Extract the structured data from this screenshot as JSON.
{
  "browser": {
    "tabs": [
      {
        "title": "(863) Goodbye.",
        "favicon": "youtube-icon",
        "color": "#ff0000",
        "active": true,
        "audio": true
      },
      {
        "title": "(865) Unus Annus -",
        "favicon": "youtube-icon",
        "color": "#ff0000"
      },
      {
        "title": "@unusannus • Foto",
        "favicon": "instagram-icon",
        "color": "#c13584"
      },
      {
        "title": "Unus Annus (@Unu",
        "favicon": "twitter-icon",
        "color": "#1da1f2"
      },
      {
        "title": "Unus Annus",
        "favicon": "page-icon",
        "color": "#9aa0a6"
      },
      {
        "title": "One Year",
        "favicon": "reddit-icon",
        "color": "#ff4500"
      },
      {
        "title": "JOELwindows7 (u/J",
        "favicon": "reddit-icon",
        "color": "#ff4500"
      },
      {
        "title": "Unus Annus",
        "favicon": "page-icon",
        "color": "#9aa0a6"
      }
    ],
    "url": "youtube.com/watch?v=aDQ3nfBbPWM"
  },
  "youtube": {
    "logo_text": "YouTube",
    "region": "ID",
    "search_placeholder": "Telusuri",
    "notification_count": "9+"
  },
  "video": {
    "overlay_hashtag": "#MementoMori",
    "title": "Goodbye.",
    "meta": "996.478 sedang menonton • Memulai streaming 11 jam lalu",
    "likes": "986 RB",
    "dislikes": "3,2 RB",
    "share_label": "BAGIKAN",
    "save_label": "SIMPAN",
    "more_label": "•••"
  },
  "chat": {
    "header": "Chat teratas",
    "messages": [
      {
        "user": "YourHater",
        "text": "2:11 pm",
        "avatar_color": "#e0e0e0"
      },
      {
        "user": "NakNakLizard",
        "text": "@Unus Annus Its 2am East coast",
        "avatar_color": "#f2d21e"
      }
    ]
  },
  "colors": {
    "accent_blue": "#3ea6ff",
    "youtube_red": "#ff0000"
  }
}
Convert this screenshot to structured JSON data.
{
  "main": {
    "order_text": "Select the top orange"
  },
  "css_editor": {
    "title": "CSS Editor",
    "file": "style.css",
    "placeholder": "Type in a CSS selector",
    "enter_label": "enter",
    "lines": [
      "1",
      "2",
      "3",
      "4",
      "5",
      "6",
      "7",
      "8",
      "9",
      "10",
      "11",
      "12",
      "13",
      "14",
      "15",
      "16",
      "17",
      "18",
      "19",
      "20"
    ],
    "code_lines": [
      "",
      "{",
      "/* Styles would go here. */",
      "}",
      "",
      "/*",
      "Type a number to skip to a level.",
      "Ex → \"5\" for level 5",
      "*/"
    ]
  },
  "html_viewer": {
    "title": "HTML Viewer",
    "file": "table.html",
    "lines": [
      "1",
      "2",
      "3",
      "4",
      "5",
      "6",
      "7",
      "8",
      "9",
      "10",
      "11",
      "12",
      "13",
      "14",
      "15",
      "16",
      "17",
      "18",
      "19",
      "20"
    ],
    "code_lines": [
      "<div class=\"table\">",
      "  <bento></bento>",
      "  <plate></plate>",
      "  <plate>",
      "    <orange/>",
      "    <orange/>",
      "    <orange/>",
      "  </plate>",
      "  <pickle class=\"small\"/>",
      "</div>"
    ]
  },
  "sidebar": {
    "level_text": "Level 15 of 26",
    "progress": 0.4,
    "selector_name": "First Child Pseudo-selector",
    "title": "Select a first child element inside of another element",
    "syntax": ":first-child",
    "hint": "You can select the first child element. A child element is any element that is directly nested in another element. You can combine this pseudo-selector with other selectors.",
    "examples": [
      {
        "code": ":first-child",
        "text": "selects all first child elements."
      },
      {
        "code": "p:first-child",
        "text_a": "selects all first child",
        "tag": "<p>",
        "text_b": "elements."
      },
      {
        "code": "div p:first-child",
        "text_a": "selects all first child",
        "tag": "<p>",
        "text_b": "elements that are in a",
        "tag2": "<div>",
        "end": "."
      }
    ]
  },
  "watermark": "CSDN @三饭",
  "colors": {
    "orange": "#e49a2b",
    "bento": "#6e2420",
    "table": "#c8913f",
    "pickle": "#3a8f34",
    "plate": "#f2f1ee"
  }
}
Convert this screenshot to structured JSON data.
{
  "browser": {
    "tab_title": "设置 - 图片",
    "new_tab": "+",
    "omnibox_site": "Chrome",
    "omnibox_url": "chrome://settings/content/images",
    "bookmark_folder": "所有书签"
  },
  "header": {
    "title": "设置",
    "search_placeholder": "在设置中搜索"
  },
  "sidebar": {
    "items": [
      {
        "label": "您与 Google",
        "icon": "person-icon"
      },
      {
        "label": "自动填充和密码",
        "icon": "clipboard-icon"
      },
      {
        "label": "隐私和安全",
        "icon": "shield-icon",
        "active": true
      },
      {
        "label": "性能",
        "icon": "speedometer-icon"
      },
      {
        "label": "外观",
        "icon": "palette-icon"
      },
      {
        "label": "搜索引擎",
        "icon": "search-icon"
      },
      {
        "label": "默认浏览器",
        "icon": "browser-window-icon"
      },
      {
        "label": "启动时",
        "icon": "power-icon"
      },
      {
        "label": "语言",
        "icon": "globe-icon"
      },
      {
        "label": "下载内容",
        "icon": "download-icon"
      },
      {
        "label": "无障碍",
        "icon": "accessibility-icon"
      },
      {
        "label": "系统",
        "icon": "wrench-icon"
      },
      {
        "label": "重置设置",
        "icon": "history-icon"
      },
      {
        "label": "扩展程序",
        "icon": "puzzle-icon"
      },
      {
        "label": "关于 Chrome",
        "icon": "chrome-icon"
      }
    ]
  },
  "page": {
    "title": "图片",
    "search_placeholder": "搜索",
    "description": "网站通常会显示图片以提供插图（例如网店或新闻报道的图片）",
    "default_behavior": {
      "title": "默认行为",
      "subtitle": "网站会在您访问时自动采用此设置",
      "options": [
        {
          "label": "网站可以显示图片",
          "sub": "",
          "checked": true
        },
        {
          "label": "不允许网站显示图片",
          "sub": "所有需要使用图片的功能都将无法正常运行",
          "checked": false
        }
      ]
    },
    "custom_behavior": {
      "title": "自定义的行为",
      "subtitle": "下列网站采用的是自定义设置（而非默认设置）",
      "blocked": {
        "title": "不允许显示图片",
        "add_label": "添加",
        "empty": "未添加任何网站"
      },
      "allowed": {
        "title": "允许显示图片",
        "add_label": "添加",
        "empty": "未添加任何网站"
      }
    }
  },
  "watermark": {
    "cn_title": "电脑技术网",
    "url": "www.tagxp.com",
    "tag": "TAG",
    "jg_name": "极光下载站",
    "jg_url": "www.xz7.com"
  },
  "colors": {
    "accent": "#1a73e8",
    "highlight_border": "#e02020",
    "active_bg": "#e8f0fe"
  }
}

WHAT TO PRODUCE ::
Reproduce each entry exactly, leaving out nothing.

TASK RESULT ::
Extract the structured data from this screenshot as JSON.
{
  "browser": {
    "tabs": [
      {
        "title": "(863) Goodbye.",
        "favicon": "youtube-icon",
        "color": "#ff0000",
        "active": true,
        "audio": true
      },
      {
        "title": "(865) Unus Annus -",
        "favicon": "youtube-icon",
        "color": "#ff0000"
      },
      {
        "title": "@unusannus • Foto",
        "favicon": "instagram-icon",
        "color": "#c13584"
      },
      {
        "title": "Unus Annus (@Unu",
        "favicon": "twitter-icon",
        "color": "#1da1f2"
      },
      {
        "title": "Unus Annus",
        "favicon": "page-icon",
        "color": "#9aa0a6"
      },
      {
        "title": "One Year",
        "favicon": "reddit-icon",
        "color": "#ff4500"
      },
      {
        "title": "JOELwindows7 (u/J",
        "favicon": "reddit-icon",
        "color": "#ff4500"
      },
      {
        "title": "Unus Annus",
        "favicon": "page-icon",
        "color": "#9aa0a6"
      }
    ],
    "url": "youtube.com/watch?v=aDQ3nfBbPWM"
  },
  "youtube": {
    "logo_text": "YouTube",
    "region": "ID",
    "search_placeholder": "Telusuri",
    "notification_count": "9+"
  },
  "video": {
    "overlay_hashtag": "#MementoMori",
    "title": "Goodbye.",
    "meta": "996.478 sedang menonton • Memulai streaming 11 jam lalu",
    "likes": "986 RB",
    "dislikes": "3,2 RB",
    "share_label": "BAGIKAN",
    "save_label": "SIMPAN",
    "more_label": "•••"
  },
  "chat": {
    "header": "Chat teratas",
    "messages": [
      {
        "user": "YourHater",
        "text": "2:11 pm",
        "avatar_color": "#e0e0e0"
      },
      {
        "user": "NakNakLizard",
        "text": "@Unus Annus Its 2am East coast",
        "avatar_color": "#f2d21e"
      }
    ]
  },
  "colors": {
    "accent_blue": "#3ea6ff",
    "youtube_red": "#ff0000"
  }
}
Convert this screenshot to structured JSON data.
{
  "main": {
    "order_text": "Select the top orange"
  },
  "css_editor": {
    "title": "CSS Editor",
    "file": "style.css",
    "placeholder": "Type in a CSS selector",
    "enter_label": "enter",
    "lines": [
      "1",
      "2",
      "3",
      "4",
      "5",
      "6",
      "7",
      "8",
      "9",
      "10",
      "11",
      "12",
      "13",
      "14",
      "15",
      "16",
      "17",
      "18",
      "19",
      "20"
    ],
    "code_lines": [
      "",
      "{",
      "/* Styles would go here. */",
      "}",
      "",
      "/*",
      "Type a number to skip to a level.",
      "Ex → \"5\" for level 5",
      "*/"
    ]
  },
  "html_viewer": {
    "title": "HTML Viewer",
    "file": "table.html",
    "lines": [
      "1",
      "2",
      "3",
      "4",
      "5",
      "6",
      "7",
      "8",
      "9",
      "10",
      "11",
      "12",
      "13",
      "14",
      "15",
      "16",
      "17",
      "18",
      "19",
      "20"
    ],
    "code_lines": [
      "<div class=\"table\">",
      "  <bento></bento>",
      "  <plate></plate>",
      "  <plate>",
      "    <orange/>",
      "    <orange/>",
      "    <orange/>",
      "  </plate>",
      "  <pickle class=\"small\"/>",
      "</div>"
    ]
  },
  "sidebar": {
    "level_text": "Level 15 of 26",
    "progress": 0.4,
    "selector_name": "First Child Pseudo-selector",
    "title": "Select a first child element inside of another element",
    "syntax": ":first-child",
    "hint": "You can select the first child element. A child element is any element that is directly nested in another element. You can combine this pseudo-selector with other selectors.",
    "examples": [
      {
        "code": ":first-child",
        "text": "selects all first child elements."
      },
      {
        "code": "p:first-child",
        "text_a": "selects all first child",
        "tag": "<p>",
        "text_b": "elements."
      },
      {
        "code": "div p:first-child",
        "text_a": "selects all first child",
        "tag": "<p>",
        "text_b": "elements that are in a",
        "tag2": "<div>",
        "end": "."
      }
    ]
  },
  "watermark": "CSDN @三饭",
  "colors": {
    "orange": "#e49a2b",
    "bento": "#6e2420",
    "table": "#c8913f",
    "pickle": "#3a8f34",
    "plate": "#f2f1ee"
  }
}
Convert this screenshot to structured JSON data.
{
  "browser": {
    "tab_title": "设置 - 图片",
    "new_tab": "+",
    "omnibox_site": "Chrome",
    "omnibox_url": "chrome://settings/content/images",
    "bookmark_folder": "所有书签"
  },
  "header": {
    "title": "设置",
    "search_placeholder": "在设置中搜索"
  },
  "sidebar": {
    "items": [
      {
        "label": "您与 Google",
        "icon": "person-icon"
      },
      {
        "label": "自动填充和密码",
        "icon": "clipboard-icon"
      },
      {
        "label": "隐私和安全",
        "icon": "shield-icon",
        "active": true
      },
      {
        "label": "性能",
        "icon": "speedometer-icon"
      },
      {
        "label": "外观",
        "icon": "palette-icon"
      },
      {
        "label": "搜索引擎",
        "icon": "search-icon"
      },
      {
        "label": "默认浏览器",
        "icon": "browser-window-icon"
      },
      {
        "label": "启动时",
        "icon": "power-icon"
      },
      {
        "label": "语言",
        "icon": "globe-icon"
      },
      {
        "label": "下载内容",
        "icon": "download-icon"
      },
      {
        "label": "无障碍",
        "icon": "accessibility-icon"
      },
      {
        "label": "系统",
        "icon": "wrench-icon"
      },
      {
        "label": "重置设置",
        "icon": "history-icon"
      },
      {
        "label": "扩展程序",
        "icon": "puzzle-icon"
      },
      {
        "label": "关于 Chrome",
        "icon": "chrome-icon"
      }
    ]
  },
  "page": {
    "title": "图片",
    "search_placeholder": "搜索",
    "description": "网站通常会显示图片以提供插图（例如网店或新闻报道的图片）",
    "default_behavior": {
      "title": "默认行为",
      "subtitle": "网站会在您访问时自动采用此设置",
      "options": [
        {
          "label": "网站可以显示图片",
          "sub": "",
          "checked": true
        },
        {
          "label": "不允许网站显示图片",
          "sub": "所有需要使用图片的功能都将无法正常运行",
          "checked": false
        }
      ]
    },
    "custom_behavior": {
      "title": "自定义的行为",
      "subtitle": "下列网站采用的是自定义设置（而非默认设置）",
      "blocked": {
        "title": "不允许显示图片",
        "add_label": "添加",
        "empty": "未添加任何网站"
      },
      "allowed": {
        "title": "允许显示图片",
        "add_label": "添加",
        "empty": "未添加任何网站"
      }
    }
  },
  "watermark": {
    "cn_title": "电脑技术网",
    "url": "www.tagxp.com",
    "tag": "TAG",
    "jg_name": "极光下载站",
    "jg_url": "www.xz7.com"
  },
  "colors": {
    "accent": "#1a73e8",
    "highlight_border": "#e02020",
    "active_bg": "#e8f0fe"
  }
}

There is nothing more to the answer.